== Exercise task ==
Retype every entry word for word.

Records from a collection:
━━━

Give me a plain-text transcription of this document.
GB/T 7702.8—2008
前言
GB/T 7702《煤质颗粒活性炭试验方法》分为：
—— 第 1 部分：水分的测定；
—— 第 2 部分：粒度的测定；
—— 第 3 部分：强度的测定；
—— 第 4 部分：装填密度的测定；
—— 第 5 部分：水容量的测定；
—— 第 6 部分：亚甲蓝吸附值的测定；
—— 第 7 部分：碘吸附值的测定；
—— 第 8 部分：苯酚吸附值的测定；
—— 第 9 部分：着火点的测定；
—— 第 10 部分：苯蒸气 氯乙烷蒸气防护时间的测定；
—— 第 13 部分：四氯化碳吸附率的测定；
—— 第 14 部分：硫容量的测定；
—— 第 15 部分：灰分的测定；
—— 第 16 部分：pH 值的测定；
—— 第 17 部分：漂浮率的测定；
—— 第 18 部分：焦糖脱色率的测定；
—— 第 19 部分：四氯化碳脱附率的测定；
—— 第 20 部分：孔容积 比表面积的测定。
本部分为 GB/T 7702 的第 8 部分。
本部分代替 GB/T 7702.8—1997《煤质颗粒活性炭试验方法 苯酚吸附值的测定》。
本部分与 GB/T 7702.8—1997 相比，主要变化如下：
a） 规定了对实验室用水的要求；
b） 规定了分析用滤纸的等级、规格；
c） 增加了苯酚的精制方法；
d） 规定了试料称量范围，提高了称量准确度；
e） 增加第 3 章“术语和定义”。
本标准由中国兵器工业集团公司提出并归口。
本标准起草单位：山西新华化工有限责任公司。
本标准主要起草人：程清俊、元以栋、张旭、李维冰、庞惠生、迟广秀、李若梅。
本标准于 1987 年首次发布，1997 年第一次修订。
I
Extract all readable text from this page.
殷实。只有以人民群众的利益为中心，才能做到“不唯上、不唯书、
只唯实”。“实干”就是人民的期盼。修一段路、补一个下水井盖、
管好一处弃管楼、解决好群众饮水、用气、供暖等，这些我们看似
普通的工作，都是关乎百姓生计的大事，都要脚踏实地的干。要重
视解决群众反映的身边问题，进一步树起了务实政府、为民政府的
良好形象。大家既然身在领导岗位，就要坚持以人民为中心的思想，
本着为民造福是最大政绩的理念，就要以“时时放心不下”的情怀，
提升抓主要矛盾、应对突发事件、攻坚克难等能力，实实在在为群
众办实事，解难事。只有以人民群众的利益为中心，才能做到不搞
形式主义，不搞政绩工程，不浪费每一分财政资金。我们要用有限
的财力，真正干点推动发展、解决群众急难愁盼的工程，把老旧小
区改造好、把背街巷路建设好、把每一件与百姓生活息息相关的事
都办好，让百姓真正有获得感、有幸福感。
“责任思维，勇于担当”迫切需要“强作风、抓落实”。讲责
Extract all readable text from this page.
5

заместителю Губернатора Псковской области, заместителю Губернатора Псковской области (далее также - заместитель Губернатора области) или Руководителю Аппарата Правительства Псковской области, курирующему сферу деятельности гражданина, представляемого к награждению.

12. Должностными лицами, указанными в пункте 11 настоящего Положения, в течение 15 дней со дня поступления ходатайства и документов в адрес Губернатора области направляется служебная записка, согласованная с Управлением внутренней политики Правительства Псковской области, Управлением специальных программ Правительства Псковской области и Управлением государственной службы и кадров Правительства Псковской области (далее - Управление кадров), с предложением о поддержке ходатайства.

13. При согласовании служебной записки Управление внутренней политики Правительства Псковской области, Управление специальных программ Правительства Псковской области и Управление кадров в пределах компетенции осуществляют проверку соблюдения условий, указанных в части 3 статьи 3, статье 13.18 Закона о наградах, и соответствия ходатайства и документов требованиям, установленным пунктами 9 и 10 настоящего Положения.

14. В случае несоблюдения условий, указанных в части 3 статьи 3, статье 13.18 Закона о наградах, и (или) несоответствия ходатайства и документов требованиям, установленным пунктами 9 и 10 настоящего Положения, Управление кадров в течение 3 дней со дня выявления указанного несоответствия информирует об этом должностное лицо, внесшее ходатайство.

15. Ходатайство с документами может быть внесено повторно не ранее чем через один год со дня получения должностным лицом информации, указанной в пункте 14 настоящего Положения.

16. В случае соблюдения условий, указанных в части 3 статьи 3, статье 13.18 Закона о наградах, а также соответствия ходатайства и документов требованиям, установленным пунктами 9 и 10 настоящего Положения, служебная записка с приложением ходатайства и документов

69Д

━━━

== Result below ==
Give me a plain-text transcription of this document.
GB/T 7702.8—2008
前言
GB/T 7702《煤质颗粒活性炭试验方法》分为：
—— 第 1 部分：水分的测定；
—— 第 2 部分：粒度的测定；
—— 第 3 部分：强度的测定；
—— 第 4 部分：装填密度的测定；
—— 第 5 部分：水容量的测定；
—— 第 6 部分：亚甲蓝吸附值的测定；
—— 第 7 部分：碘吸附值的测定；
—— 第 8 部分：苯酚吸附值的测定；
—— 第 9 部分：着火点的测定；
—— 第 10 部分：苯蒸气 氯乙烷蒸气防护时间的测定；
—— 第 13 部分：四氯化碳吸附率的测定；
—— 第 14 部分：硫容量的测定；
—— 第 15 部分：灰分的测定；
—— 第 16 部分：pH 值的测定；
—— 第 17 部分：漂浮率的测定；
—— 第 18 部分：焦糖脱色率的测定；
—— 第 19 部分：四氯化碳脱附率的测定；
—— 第 20 部分：孔容积 比表面积的测定。
本部分为 GB/T 7702 的第 8 部分。
本部分代替 GB/T 7702.8—1997《煤质颗粒活性炭试验方法 苯酚吸附值的测定》。
本部分与 GB/T 7702.8—1997 相比，主要变化如下：
a） 规定了对实验室用水的要求；
b） 规定了分析用滤纸的等级、规格；
c） 增加了苯酚的精制方法；
d） 规定了试料称量范围，提高了称量准确度；
e） 增加第 3 章“术语和定义”。
本标准由中国兵器工业集团公司提出并归口。
本标准起草单位：山西新华化工有限责任公司。
本标准主要起草人：程清俊、元以栋、张旭、李维冰、庞惠生、迟广秀、李若梅。
本标准于 1987 年首次发布，1997 年第一次修订。
I
Extract all readable text from this page.
殷实。只有以人民群众的利益为中心，才能做到“不唯上、不唯书、
只唯实”。“实干”就是人民的期盼。修一段路、补一个下水井盖、
管好一处弃管楼、解决好群众饮水、用气、供暖等，这些我们看似
普通的工作，都是关乎百姓生计的大事，都要脚踏实地的干。要重
视解决群众反映的身边问题，进一步树起了务实政府、为民政府的
良好形象。大家既然身在领导岗位，就要坚持以人民为中心的思想，
本着为民造福是最大政绩的理念，就要以“时时放心不下”的情怀，
提升抓主要矛盾、应对突发事件、攻坚克难等能力，实实在在为群
众办实事，解难事。只有以人民群众的利益为中心，才能做到不搞
形式主义，不搞政绩工程，不浪费每一分财政资金。我们要用有限
的财力，真正干点推动发展、解决群众急难愁盼的工程，把老旧小
区改造好、把背街巷路建设好、把每一件与百姓生活息息相关的事
都办好，让百姓真正有获得感、有幸福感。
“责任思维，勇于担当”迫切需要“强作风、抓落实”。讲责
Extract all readable text from this page.
5

заместителю Губернатора Псковской области, заместителю Губернатора Псковской области (далее также - заместитель Губернатора области) или Руководителю Аппарата Правительства Псковской области, курирующему сферу деятельности гражданина, представляемого к награждению.

12. Должностными лицами, указанными в пункте 11 настоящего Положения, в течение 15 дней со дня поступления ходатайства и документов в адрес Губернатора области направляется служебная записка, согласованная с Управлением внутренней политики Правительства Псковской области, Управлением специальных программ Правительства Псковской области и Управлением государственной службы и кадров Правительства Псковской области (далее - Управление кадров), с предложением о поддержке ходатайства.

13. При согласовании служебной записки Управление внутренней политики Правительства Псковской области, Управление специальных программ Правительства Псковской области и Управление кадров в пределах компетенции осуществляют проверку соблюдения условий, указанных в части 3 статьи 3, статье 13.18 Закона о наградах, и соответствия ходатайства и документов требованиям, установленным пунктами 9 и 10 настоящего Положения.

14. В случае несоблюдения условий, указанных в части 3 статьи 3, статье 13.18 Закона о наградах, и (или) несоответствия ходатайства и документов требованиям, установленным пунктами 9 и 10 настоящего Положения, Управление кадров в течение 3 дней со дня выявления указанного несоответствия информирует об этом должностное лицо, внесшее ходатайство.

15. Ходатайство с документами может быть внесено повторно не ранее чем через один год со дня получения должностным лицом информации, указанной в пункте 14 настоящего Положения.

16. В случае соблюдения условий, указанных в части 3 статьи 3, статье 13.18 Закона о наградах, а также соответствия ходатайства и документов требованиям, установленным пунктами 9 и 10 настоящего Положения, служебная записка с приложением ходатайства и документов

69Д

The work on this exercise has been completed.